* _TASK DETAILS_
Using the listing below, extract each line that has the word "Lunula" in it.

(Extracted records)
┄┄┄┄┄┄

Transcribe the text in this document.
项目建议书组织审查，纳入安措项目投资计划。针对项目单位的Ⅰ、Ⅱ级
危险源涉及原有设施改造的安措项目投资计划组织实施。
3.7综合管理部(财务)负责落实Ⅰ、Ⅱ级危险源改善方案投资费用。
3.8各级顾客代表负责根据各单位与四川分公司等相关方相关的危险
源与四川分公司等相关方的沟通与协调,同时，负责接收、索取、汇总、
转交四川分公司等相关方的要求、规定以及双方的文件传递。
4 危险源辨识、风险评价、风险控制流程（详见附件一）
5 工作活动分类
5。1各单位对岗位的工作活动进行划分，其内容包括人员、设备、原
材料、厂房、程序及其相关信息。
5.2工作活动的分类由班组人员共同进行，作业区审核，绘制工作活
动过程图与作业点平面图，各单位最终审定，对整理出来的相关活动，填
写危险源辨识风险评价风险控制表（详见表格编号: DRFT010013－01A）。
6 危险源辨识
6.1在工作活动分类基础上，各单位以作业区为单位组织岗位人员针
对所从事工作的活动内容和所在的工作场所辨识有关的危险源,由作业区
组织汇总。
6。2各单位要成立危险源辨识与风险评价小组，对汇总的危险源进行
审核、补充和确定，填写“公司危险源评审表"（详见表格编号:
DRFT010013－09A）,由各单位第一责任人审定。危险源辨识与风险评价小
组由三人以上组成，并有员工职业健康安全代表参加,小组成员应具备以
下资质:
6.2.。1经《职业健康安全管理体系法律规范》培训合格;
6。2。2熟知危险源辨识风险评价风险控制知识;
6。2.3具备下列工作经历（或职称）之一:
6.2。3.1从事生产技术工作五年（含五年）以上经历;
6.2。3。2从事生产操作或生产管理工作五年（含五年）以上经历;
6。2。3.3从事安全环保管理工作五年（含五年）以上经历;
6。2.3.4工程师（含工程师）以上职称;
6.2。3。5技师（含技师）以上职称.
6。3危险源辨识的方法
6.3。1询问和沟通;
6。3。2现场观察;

┄┄┄┄┄┄

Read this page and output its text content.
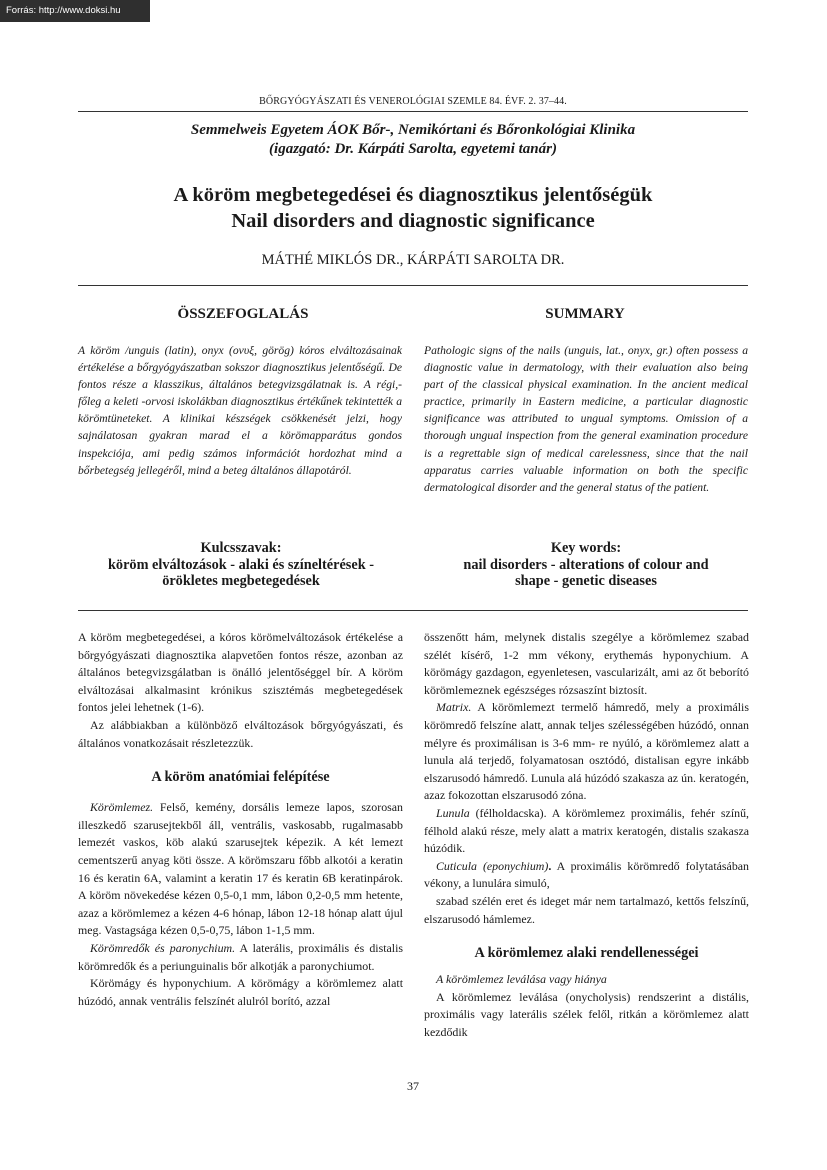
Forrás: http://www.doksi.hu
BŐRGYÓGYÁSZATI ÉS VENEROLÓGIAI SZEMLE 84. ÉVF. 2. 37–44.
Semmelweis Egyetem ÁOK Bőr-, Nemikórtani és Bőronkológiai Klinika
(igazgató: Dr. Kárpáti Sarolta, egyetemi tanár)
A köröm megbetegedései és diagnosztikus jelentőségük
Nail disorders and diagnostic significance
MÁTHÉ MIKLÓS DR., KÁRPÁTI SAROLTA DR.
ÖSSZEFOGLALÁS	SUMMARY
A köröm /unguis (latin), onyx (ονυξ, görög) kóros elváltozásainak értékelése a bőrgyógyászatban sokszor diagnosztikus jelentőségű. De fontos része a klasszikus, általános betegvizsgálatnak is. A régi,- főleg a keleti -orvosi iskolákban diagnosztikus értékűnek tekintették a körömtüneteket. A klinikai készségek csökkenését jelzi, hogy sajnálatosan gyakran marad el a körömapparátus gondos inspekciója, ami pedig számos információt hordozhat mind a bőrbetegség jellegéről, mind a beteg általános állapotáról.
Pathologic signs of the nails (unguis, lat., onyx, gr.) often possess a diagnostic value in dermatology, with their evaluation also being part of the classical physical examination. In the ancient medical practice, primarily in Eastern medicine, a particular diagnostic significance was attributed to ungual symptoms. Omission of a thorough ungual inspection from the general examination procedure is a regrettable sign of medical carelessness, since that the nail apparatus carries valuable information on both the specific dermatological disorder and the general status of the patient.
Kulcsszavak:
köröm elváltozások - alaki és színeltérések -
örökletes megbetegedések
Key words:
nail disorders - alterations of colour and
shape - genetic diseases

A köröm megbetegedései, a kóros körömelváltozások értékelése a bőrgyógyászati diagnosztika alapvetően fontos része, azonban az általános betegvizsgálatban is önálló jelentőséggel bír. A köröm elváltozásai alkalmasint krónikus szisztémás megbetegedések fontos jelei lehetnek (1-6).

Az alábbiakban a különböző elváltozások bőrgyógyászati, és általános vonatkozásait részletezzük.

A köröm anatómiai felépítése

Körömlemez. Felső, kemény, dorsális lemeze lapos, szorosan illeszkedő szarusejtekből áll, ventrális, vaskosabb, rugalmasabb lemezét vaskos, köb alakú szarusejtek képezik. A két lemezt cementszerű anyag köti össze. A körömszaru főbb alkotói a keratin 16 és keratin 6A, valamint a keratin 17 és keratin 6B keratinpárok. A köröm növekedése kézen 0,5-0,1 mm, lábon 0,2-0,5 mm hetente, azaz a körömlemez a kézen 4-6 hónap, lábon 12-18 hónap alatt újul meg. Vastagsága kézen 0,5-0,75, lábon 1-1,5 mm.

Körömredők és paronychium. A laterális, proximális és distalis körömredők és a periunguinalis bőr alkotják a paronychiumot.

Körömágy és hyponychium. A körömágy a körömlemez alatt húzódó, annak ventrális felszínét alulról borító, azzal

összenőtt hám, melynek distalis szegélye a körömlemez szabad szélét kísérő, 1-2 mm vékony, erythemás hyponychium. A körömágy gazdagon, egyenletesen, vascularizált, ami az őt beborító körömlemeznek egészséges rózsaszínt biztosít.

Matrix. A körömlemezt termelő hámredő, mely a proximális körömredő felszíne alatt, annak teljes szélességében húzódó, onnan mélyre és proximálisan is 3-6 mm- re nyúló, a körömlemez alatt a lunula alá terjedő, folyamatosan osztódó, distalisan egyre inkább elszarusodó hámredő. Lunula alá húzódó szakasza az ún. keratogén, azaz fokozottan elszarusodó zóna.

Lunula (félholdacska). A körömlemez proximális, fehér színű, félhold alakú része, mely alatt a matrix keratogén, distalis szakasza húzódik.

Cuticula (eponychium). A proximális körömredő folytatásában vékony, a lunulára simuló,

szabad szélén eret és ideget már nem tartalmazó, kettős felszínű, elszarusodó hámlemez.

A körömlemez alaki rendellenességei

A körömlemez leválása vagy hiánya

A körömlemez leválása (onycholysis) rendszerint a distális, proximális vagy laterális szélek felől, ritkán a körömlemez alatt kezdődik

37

┄┄┄┄┄┄

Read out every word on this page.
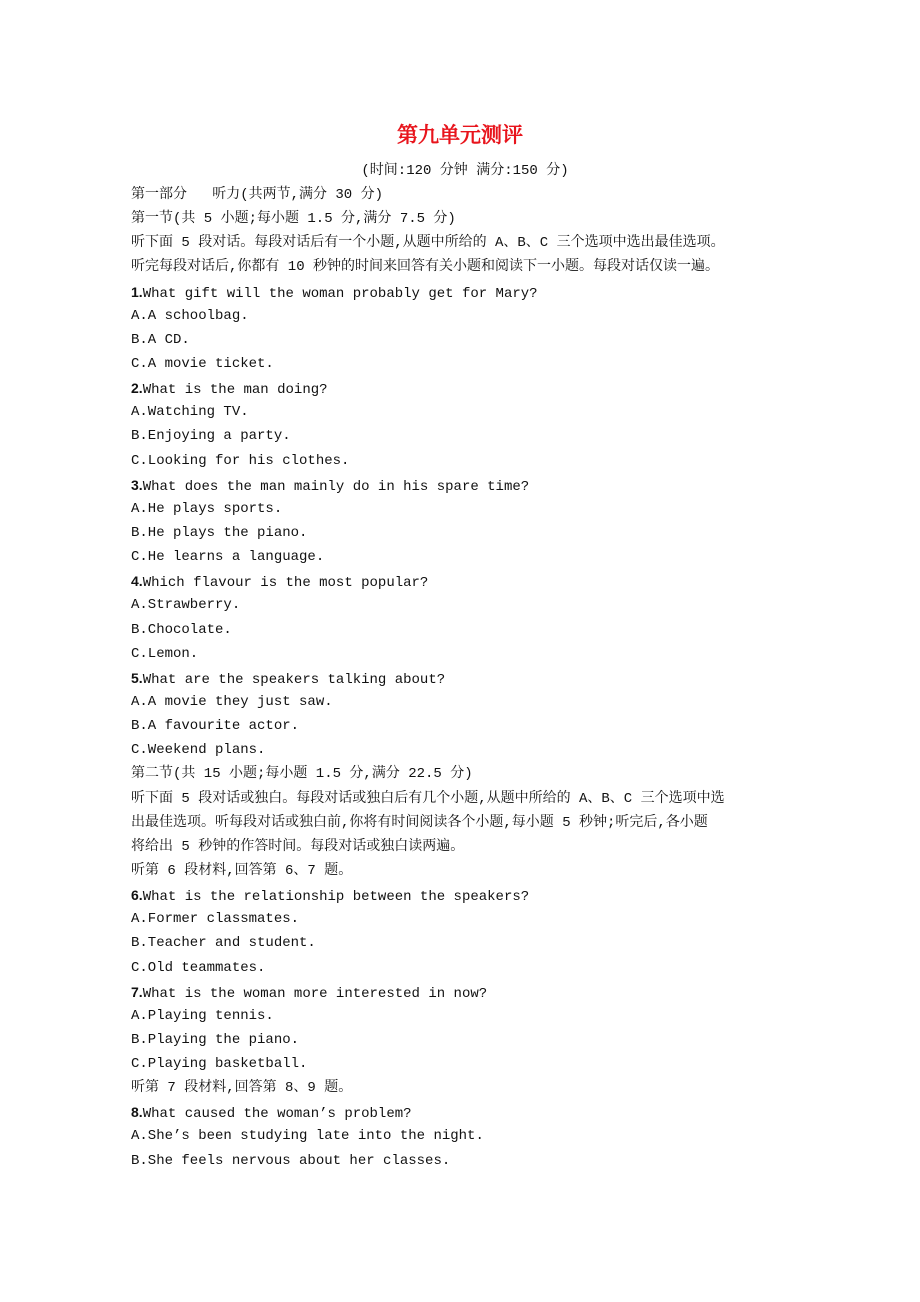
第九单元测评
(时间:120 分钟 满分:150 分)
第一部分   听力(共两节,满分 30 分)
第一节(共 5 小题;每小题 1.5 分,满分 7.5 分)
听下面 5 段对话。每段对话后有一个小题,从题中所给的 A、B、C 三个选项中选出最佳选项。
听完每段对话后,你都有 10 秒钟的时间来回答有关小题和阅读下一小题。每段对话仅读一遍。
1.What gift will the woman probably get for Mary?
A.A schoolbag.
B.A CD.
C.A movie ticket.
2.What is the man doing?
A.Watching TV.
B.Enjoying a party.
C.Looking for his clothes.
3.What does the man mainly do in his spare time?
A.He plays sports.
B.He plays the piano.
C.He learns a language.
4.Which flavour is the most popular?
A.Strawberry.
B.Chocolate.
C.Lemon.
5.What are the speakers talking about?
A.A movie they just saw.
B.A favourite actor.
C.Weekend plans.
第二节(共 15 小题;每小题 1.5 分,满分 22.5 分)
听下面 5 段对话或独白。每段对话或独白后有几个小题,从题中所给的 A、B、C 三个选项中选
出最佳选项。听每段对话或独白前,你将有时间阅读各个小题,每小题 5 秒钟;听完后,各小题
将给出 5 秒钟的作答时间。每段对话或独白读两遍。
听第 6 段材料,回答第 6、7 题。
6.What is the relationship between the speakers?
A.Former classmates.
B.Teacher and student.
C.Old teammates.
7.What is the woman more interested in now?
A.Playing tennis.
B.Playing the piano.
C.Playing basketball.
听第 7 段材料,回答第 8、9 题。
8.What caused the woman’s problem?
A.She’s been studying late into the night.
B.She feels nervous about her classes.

┄┄┄┄┄┄

* _RESULT OF THE EXERCISE_
Matrix. A körömlemezt termelő hámredő, mely a proximális körömredő felszíne alatt, annak teljes szélességében húzódó, onnan mélyre és proximálisan is 3-6 mm- re nyúló, a körömlemez alatt a lunula alá terjedő, folyamatosan osztódó, distalisan egyre inkább elszarusodó hámredő. Lunula alá húzódó szakasza az ún. keratogén, azaz fokozottan elszarusodó zóna.
Lunula (félholdacska). A körömlemez proximális, fehér színű, félhold alakú része, mely alatt a matrix keratogén, distalis szakasza húzódik.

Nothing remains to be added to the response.